- _EXERCISE TASK_
Scan the data below. Pull out each line where "have" occurs.
━━━━━━━━━━━━━━━━━━━━━━━━━━━━━━
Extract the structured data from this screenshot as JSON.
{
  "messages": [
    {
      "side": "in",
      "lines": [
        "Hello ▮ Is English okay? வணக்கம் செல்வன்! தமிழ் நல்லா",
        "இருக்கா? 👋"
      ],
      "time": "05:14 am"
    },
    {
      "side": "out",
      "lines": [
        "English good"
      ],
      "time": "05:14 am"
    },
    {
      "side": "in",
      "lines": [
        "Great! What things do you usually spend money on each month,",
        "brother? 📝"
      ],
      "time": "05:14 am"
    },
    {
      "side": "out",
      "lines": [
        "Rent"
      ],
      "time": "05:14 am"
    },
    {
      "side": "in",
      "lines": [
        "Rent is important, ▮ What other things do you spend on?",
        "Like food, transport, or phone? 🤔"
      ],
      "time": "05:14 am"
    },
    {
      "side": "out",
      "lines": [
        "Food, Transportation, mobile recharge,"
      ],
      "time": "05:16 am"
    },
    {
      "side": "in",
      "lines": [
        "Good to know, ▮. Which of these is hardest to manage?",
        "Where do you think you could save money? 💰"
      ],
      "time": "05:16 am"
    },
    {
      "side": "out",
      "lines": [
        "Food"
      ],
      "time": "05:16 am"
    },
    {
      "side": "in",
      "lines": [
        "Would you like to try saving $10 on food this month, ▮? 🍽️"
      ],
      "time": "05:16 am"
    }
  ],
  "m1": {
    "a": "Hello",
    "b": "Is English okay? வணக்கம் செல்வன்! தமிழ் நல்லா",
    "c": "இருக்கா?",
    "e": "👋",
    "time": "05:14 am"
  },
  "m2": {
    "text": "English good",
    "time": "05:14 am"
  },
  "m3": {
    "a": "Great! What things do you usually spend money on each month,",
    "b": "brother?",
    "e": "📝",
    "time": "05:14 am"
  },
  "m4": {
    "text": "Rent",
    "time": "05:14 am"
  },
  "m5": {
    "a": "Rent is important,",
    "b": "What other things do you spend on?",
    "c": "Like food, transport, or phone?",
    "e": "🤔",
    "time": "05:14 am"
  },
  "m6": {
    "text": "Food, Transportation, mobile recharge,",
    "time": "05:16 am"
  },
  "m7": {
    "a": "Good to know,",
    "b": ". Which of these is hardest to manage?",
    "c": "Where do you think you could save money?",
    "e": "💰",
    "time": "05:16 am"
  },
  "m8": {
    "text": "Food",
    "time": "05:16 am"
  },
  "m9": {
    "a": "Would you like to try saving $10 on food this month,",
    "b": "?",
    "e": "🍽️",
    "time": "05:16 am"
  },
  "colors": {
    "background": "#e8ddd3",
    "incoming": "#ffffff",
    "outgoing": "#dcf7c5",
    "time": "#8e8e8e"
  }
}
━━━━━━━━━━━━━━━━━━━━━━━━━━━━━━
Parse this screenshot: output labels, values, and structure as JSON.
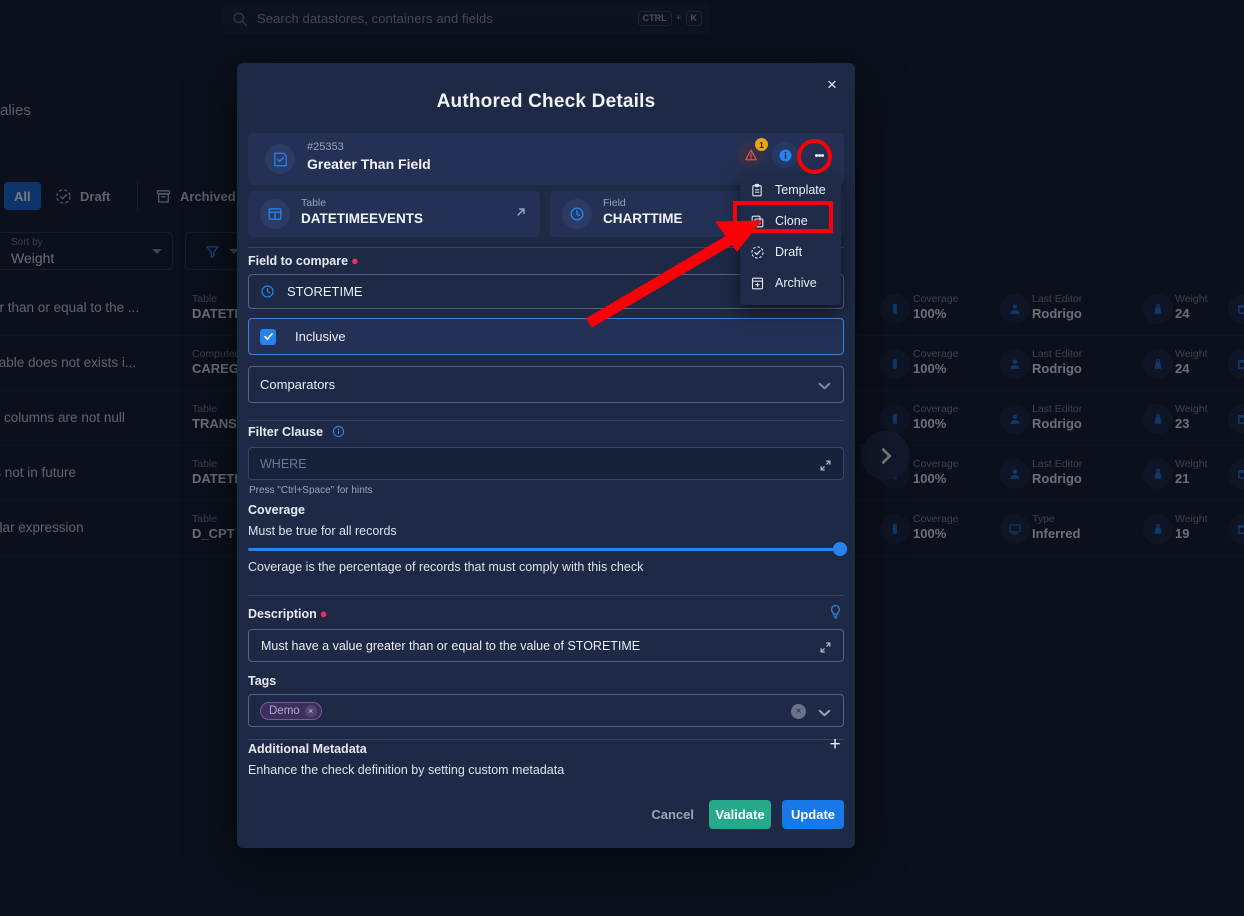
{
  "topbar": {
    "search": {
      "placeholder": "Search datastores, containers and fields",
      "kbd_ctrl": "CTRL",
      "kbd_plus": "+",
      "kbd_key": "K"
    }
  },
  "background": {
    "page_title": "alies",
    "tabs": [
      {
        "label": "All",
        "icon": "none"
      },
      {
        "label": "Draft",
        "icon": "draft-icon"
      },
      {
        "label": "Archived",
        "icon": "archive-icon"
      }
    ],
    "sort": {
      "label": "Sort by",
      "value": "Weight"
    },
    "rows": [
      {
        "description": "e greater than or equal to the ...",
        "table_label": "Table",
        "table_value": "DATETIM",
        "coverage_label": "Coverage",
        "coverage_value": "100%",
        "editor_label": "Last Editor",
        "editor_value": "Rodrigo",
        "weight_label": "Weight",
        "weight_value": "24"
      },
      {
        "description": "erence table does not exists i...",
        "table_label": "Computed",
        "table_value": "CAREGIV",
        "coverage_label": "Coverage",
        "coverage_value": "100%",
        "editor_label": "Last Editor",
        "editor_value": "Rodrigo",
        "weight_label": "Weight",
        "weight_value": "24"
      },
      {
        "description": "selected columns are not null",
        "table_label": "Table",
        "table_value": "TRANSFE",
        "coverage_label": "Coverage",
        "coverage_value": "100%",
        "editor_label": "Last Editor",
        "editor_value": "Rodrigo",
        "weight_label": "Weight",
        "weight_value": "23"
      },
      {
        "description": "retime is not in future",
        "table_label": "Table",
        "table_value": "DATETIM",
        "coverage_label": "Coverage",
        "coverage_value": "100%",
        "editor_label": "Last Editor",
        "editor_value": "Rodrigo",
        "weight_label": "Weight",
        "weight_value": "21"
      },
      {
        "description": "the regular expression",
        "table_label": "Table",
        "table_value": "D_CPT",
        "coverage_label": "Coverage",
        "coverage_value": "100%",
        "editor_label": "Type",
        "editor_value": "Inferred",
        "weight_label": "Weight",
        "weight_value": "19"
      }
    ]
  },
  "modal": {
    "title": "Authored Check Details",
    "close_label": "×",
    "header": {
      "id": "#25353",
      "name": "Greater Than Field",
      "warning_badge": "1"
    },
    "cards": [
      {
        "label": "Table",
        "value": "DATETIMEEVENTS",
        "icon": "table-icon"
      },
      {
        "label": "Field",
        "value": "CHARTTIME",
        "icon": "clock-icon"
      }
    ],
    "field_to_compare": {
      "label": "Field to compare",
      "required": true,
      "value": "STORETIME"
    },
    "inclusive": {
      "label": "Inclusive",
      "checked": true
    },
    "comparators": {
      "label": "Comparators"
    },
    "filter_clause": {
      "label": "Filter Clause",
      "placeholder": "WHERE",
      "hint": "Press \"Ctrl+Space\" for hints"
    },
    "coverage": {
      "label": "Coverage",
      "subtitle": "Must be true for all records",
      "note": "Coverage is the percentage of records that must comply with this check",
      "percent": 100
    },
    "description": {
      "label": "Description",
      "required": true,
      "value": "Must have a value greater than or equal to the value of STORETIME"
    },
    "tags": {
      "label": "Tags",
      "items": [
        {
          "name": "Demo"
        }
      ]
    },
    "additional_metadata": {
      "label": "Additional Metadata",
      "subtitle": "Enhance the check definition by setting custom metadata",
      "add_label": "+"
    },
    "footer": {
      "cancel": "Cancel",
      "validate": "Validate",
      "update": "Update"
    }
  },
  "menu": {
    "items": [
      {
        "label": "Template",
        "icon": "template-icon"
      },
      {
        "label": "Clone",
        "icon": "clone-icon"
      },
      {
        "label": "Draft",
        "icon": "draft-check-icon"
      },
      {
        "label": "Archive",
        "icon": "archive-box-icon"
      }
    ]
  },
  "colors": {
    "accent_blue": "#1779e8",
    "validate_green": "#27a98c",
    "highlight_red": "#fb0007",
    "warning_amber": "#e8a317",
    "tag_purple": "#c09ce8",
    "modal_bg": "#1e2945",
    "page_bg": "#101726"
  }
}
━━━━━━━━━━━━━━━━━━━━━━━━━━━━━━
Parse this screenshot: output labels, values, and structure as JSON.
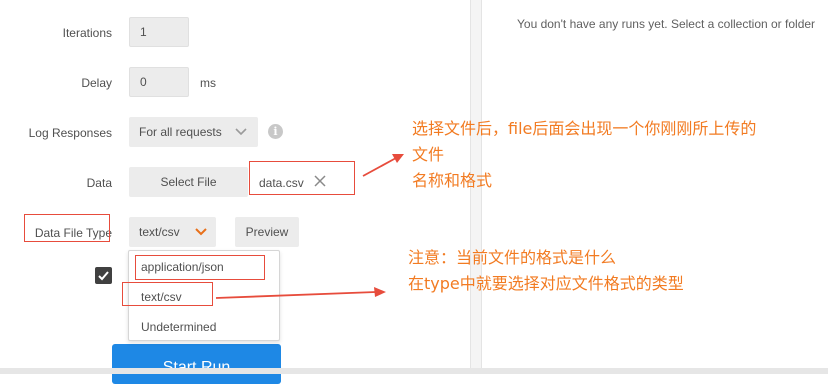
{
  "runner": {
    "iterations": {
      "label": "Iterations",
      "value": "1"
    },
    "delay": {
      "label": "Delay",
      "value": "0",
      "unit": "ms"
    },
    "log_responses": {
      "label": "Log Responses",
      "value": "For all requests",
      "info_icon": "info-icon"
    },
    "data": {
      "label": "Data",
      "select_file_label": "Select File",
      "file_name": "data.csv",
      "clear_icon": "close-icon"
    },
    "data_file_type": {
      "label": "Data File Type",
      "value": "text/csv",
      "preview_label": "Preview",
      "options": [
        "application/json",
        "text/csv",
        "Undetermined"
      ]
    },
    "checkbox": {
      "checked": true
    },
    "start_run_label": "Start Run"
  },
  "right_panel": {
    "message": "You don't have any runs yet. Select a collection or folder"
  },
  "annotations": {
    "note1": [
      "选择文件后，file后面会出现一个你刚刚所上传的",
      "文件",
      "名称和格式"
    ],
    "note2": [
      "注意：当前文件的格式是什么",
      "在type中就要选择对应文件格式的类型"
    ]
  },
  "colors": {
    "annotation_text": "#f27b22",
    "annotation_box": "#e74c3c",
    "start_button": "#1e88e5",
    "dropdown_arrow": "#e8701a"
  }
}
━━━━━━━━━━━━━━━━━━━━━━━━━━━━━━
- _REPLY_
      "value": "Must have a value greater than or equal to the value of STORETIME"
    "message": "You don't have any runs yet. Select a collection or folder"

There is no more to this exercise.